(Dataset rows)
-.-.-

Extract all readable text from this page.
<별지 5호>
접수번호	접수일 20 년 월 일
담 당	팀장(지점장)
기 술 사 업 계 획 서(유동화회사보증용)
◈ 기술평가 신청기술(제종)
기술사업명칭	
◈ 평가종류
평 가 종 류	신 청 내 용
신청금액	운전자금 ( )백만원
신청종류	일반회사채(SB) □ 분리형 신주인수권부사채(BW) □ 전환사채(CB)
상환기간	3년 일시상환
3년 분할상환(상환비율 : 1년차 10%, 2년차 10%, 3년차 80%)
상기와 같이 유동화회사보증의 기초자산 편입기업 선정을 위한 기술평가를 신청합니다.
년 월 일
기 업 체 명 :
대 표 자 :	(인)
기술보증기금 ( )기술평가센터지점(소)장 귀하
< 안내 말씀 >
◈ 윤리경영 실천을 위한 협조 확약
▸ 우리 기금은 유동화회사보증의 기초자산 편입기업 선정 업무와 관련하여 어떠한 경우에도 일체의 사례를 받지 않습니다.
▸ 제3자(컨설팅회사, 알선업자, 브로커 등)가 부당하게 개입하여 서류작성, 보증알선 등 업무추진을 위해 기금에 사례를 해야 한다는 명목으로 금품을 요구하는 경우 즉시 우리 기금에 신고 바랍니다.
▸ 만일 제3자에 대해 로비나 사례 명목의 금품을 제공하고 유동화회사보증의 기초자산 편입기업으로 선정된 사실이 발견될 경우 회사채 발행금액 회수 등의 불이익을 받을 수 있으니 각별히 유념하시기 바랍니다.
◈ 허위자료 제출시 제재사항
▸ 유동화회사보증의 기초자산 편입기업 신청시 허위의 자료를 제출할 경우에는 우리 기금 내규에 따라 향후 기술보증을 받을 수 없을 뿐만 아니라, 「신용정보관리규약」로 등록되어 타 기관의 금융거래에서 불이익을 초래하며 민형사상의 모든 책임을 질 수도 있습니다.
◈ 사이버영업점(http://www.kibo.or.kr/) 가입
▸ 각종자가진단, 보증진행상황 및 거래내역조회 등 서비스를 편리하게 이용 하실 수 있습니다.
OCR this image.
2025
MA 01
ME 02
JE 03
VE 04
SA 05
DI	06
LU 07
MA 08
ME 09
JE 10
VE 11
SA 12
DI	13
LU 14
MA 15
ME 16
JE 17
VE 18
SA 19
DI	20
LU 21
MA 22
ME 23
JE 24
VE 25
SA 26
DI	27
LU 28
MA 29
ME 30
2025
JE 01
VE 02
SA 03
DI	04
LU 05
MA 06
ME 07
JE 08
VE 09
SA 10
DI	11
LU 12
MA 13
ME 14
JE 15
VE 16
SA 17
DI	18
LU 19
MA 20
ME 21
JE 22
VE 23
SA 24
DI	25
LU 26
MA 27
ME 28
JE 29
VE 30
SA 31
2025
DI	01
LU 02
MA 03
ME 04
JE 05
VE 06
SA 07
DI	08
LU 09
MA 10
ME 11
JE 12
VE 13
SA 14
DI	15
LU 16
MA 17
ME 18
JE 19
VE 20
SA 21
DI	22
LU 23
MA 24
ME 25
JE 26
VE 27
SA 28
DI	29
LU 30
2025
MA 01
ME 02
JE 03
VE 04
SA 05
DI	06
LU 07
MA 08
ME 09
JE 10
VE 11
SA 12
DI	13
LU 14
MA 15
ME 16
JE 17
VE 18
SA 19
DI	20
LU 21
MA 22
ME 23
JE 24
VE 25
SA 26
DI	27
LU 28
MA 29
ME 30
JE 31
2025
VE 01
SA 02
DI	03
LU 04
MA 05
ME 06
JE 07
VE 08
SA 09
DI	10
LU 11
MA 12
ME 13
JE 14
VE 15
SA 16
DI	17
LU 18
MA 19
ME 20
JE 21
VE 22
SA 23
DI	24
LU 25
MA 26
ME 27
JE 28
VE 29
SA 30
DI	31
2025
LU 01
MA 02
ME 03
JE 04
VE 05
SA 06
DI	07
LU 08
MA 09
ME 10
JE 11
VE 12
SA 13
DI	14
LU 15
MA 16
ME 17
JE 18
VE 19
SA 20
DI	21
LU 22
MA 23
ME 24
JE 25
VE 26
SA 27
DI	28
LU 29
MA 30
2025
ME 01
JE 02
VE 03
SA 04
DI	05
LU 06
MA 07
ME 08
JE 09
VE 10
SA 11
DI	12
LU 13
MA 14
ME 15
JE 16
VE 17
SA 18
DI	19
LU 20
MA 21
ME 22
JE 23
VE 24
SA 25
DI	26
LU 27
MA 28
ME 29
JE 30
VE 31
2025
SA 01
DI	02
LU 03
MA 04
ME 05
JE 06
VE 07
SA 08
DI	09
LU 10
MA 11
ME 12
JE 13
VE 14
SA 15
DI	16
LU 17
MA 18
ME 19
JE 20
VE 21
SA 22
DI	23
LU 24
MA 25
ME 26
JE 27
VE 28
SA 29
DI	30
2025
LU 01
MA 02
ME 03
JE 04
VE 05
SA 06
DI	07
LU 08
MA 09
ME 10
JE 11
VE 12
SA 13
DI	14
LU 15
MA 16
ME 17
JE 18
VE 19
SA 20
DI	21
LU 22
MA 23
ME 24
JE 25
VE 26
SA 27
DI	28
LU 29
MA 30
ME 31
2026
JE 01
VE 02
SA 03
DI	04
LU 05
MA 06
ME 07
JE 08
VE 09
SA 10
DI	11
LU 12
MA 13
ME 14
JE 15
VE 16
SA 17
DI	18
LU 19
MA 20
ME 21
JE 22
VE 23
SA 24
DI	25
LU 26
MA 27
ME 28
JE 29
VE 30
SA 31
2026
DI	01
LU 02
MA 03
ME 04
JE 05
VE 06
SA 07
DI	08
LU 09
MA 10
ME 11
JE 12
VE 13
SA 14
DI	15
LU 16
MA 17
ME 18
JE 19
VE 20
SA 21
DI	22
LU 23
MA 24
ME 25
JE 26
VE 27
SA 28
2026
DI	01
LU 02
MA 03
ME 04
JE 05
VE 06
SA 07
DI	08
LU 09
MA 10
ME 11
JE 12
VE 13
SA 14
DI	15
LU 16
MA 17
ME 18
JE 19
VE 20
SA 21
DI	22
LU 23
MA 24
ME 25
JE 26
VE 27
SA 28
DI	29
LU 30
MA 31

-.-.-

DIRECTIONS:
Quote every entry exactly.

RESULT OF THIS EXERCISE:
Extract all readable text from this page.
<별지 5호>
접수번호	접수일 20 년 월 일
담 당	팀장(지점장)
기 술 사 업 계 획 서(유동화회사보증용)
◈ 기술평가 신청기술(제종)
기술사업명칭	
◈ 평가종류
평 가 종 류	신 청 내 용
신청금액	운전자금 ( )백만원
신청종류	일반회사채(SB) □ 분리형 신주인수권부사채(BW) □ 전환사채(CB)
상환기간	3년 일시상환
3년 분할상환(상환비율 : 1년차 10%, 2년차 10%, 3년차 80%)
상기와 같이 유동화회사보증의 기초자산 편입기업 선정을 위한 기술평가를 신청합니다.
년 월 일
기 업 체 명 :
대 표 자 :	(인)
기술보증기금 ( )기술평가센터지점(소)장 귀하
< 안내 말씀 >
◈ 윤리경영 실천을 위한 협조 확약
▸ 우리 기금은 유동화회사보증의 기초자산 편입기업 선정 업무와 관련하여 어떠한 경우에도 일체의 사례를 받지 않습니다.
▸ 제3자(컨설팅회사, 알선업자, 브로커 등)가 부당하게 개입하여 서류작성, 보증알선 등 업무추진을 위해 기금에 사례를 해야 한다는 명목으로 금품을 요구하는 경우 즉시 우리 기금에 신고 바랍니다.
▸ 만일 제3자에 대해 로비나 사례 명목의 금품을 제공하고 유동화회사보증의 기초자산 편입기업으로 선정된 사실이 발견될 경우 회사채 발행금액 회수 등의 불이익을 받을 수 있으니 각별히 유념하시기 바랍니다.
◈ 허위자료 제출시 제재사항
▸ 유동화회사보증의 기초자산 편입기업 신청시 허위의 자료를 제출할 경우에는 우리 기금 내규에 따라 향후 기술보증을 받을 수 없을 뿐만 아니라, 「신용정보관리규약」로 등록되어 타 기관의 금융거래에서 불이익을 초래하며 민형사상의 모든 책임을 질 수도 있습니다.
◈ 사이버영업점(http://www.kibo.or.kr/) 가입
▸ 각종자가진단, 보증진행상황 및 거래내역조회 등 서비스를 편리하게 이용 하실 수 있습니다.
OCR this image.
2025
MA 01
ME 02
JE 03
VE 04
SA 05
DI	06
LU 07
MA 08
ME 09
JE 10
VE 11
SA 12
DI	13
LU 14
MA 15
ME 16
JE 17
VE 18
SA 19
DI	20
LU 21
MA 22
ME 23
JE 24
VE 25
SA 26
DI	27
LU 28
MA 29
ME 30
2025
JE 01
VE 02
SA 03
DI	04
LU 05
MA 06
ME 07
JE 08
VE 09
SA 10
DI	11
LU 12
MA 13
ME 14
JE 15
VE 16
SA 17
DI	18
LU 19
MA 20
ME 21
JE 22
VE 23
SA 24
DI	25
LU 26
MA 27
ME 28
JE 29
VE 30
SA 31
2025
DI	01
LU 02
MA 03
ME 04
JE 05
VE 06
SA 07
DI	08
LU 09
MA 10
ME 11
JE 12
VE 13
SA 14
DI	15
LU 16
MA 17
ME 18
JE 19
VE 20
SA 21
DI	22
LU 23
MA 24
ME 25
JE 26
VE 27
SA 28
DI	29
LU 30
2025
MA 01
ME 02
JE 03
VE 04
SA 05
DI	06
LU 07
MA 08
ME 09
JE 10
VE 11
SA 12
DI	13
LU 14
MA 15
ME 16
JE 17
VE 18
SA 19
DI	20
LU 21
MA 22
ME 23
JE 24
VE 25
SA 26
DI	27
LU 28
MA 29
ME 30
JE 31
2025
VE 01
SA 02
DI	03
LU 04
MA 05
ME 06
JE 07
VE 08
SA 09
DI	10
LU 11
MA 12
ME 13
JE 14
VE 15
SA 16
DI	17
LU 18
MA 19
ME 20
JE 21
VE 22
SA 23
DI	24
LU 25
MA 26
ME 27
JE 28
VE 29
SA 30
DI	31
2025
LU 01
MA 02
ME 03
JE 04
VE 05
SA 06
DI	07
LU 08
MA 09
ME 10
JE 11
VE 12
SA 13
DI	14
LU 15
MA 16
ME 17
JE 18
VE 19
SA 20
DI	21
LU 22
MA 23
ME 24
JE 25
VE 26
SA 27
DI	28
LU 29
MA 30
2025
ME 01
JE 02
VE 03
SA 04
DI	05
LU 06
MA 07
ME 08
JE 09
VE 10
SA 11
DI	12
LU 13
MA 14
ME 15
JE 16
VE 17
SA 18
DI	19
LU 20
MA 21
ME 22
JE 23
VE 24
SA 25
DI	26
LU 27
MA 28
ME 29
JE 30
VE 31
2025
SA 01
DI	02
LU 03
MA 04
ME 05
JE 06
VE 07
SA 08
DI	09
LU 10
MA 11
ME 12
JE 13
VE 14
SA 15
DI	16
LU 17
MA 18
ME 19
JE 20
VE 21
SA 22
DI	23
LU 24
MA 25
ME 26
JE 27
VE 28
SA 29
DI	30
2025
LU 01
MA 02
ME 03
JE 04
VE 05
SA 06
DI	07
LU 08
MA 09
ME 10
JE 11
VE 12
SA 13
DI	14
LU 15
MA 16
ME 17
JE 18
VE 19
SA 20
DI	21
LU 22
MA 23
ME 24
JE 25
VE 26
SA 27
DI	28
LU 29
MA 30
ME 31
2026
JE 01
VE 02
SA 03
DI	04
LU 05
MA 06
ME 07
JE 08
VE 09
SA 10
DI	11
LU 12
MA 13
ME 14
JE 15
VE 16
SA 17
DI	18
LU 19
MA 20
ME 21
JE 22
VE 23
SA 24
DI	25
LU 26
MA 27
ME 28
JE 29
VE 30
SA 31
2026
DI	01
LU 02
MA 03
ME 04
JE 05
VE 06
SA 07
DI	08
LU 09
MA 10
ME 11
JE 12
VE 13
SA 14
DI	15
LU 16
MA 17
ME 18
JE 19
VE 20
SA 21
DI	22
LU 23
MA 24
ME 25
JE 26
VE 27
SA 28
2026
DI	01
LU 02
MA 03
ME 04
JE 05
VE 06
SA 07
DI	08
LU 09
MA 10
ME 11
JE 12
VE 13
SA 14
DI	15
LU 16
MA 17
ME 18
JE 19
VE 20
SA 21
DI	22
LU 23
MA 24
ME 25
JE 26
VE 27
SA 28
DI	29
LU 30
MA 31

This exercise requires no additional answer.